Show every line containing "Počet" by copying it.
## BEGIN PROVIDED DATA
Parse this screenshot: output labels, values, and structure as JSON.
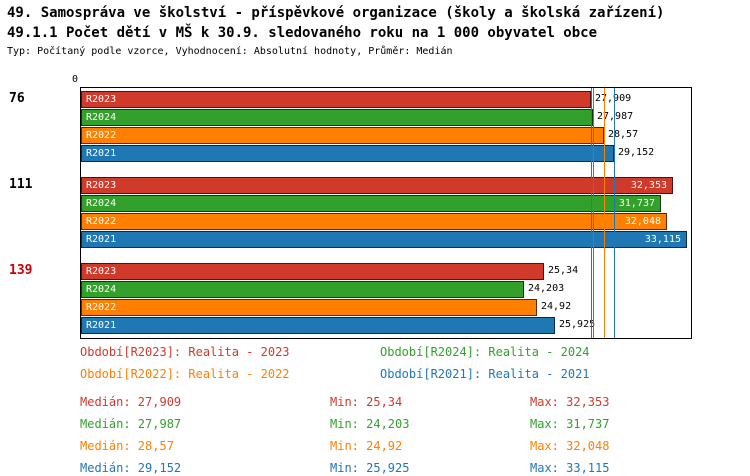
{
  "header": {
    "title": "49. Samospráva ve školství - příspěvkové organizace (školy a školská zařízení)",
    "subtitle": "49.1.1 Počet dětí v MŠ k 30.9. sledovaného roku na 1 000 obyvatel obce",
    "meta": "Typ: Počítaný podle vzorce, Vyhodnocení: Absolutní hodnoty, Průměr: Medián"
  },
  "chart_data": {
    "type": "bar",
    "orientation": "horizontal",
    "title": "49.1.1 Počet dětí v MŠ k 30.9. sledovaného roku na 1 000 obyvatel obce",
    "axis_origin_label": "0",
    "xlim": [
      0,
      33.35
    ],
    "grid": false,
    "legend_position": "bottom",
    "series_colors": {
      "R2023": "#d03a2b",
      "R2024": "#33a02c",
      "R2022": "#ff7f00",
      "R2021": "#1f78b4"
    },
    "groups": [
      {
        "label": "76",
        "label_color": "#000000",
        "bars": [
          {
            "series": "R2023",
            "value": 27.909,
            "label": "27,909"
          },
          {
            "series": "R2024",
            "value": 27.987,
            "label": "27,987"
          },
          {
            "series": "R2022",
            "value": 28.57,
            "label": "28,57"
          },
          {
            "series": "R2021",
            "value": 29.152,
            "label": "29,152"
          }
        ]
      },
      {
        "label": "111",
        "label_color": "#000000",
        "bars": [
          {
            "series": "R2023",
            "value": 32.353,
            "label": "32,353"
          },
          {
            "series": "R2024",
            "value": 31.737,
            "label": "31,737"
          },
          {
            "series": "R2022",
            "value": 32.048,
            "label": "32,048"
          },
          {
            "series": "R2021",
            "value": 33.115,
            "label": "33,115"
          }
        ]
      },
      {
        "label": "139",
        "label_color": "#cc0000",
        "bars": [
          {
            "series": "R2023",
            "value": 25.34,
            "label": "25,34"
          },
          {
            "series": "R2024",
            "value": 24.203,
            "label": "24,203"
          },
          {
            "series": "R2022",
            "value": 24.92,
            "label": "24,92"
          },
          {
            "series": "R2021",
            "value": 25.925,
            "label": "25,925"
          }
        ]
      }
    ],
    "median_lines": [
      {
        "series": "R2023",
        "value": 27.909
      },
      {
        "series": "R2024",
        "value": 27.987
      },
      {
        "series": "R2022",
        "value": 28.57
      },
      {
        "series": "R2021",
        "value": 29.152
      }
    ]
  },
  "legend": [
    {
      "label": "Období[R2023]: Realita - 2023",
      "color": "#d03a2b"
    },
    {
      "label": "Období[R2024]: Realita - 2024",
      "color": "#33a02c"
    },
    {
      "label": "Období[R2022]: Realita - 2022",
      "color": "#ff7f00"
    },
    {
      "label": "Období[R2021]: Realita - 2021",
      "color": "#1f78b4"
    }
  ],
  "stats": [
    {
      "series": "R2023",
      "color": "#d03a2b",
      "median": "Medián: 27,909",
      "min": "Min: 25,34",
      "max": "Max: 32,353"
    },
    {
      "series": "R2024",
      "color": "#33a02c",
      "median": "Medián: 27,987",
      "min": "Min: 24,203",
      "max": "Max: 31,737"
    },
    {
      "series": "R2022",
      "color": "#ff7f00",
      "median": "Medián: 28,57",
      "min": "Min: 24,92",
      "max": "Max: 32,048"
    },
    {
      "series": "R2021",
      "color": "#1f78b4",
      "median": "Medián: 29,152",
      "min": "Min: 25,925",
      "max": "Max: 33,115"
    }
  ]
}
## END PROVIDED DATA
> **WRITTEN ANSWER**
    "subtitle": "49.1.1 Počet dětí v MŠ k 30.9. sledovaného roku na 1 000 obyvatel obce",
    "title": "49.1.1 Počet dětí v MŠ k 30.9. sledovaného roku na 1 000 obyvatel obce",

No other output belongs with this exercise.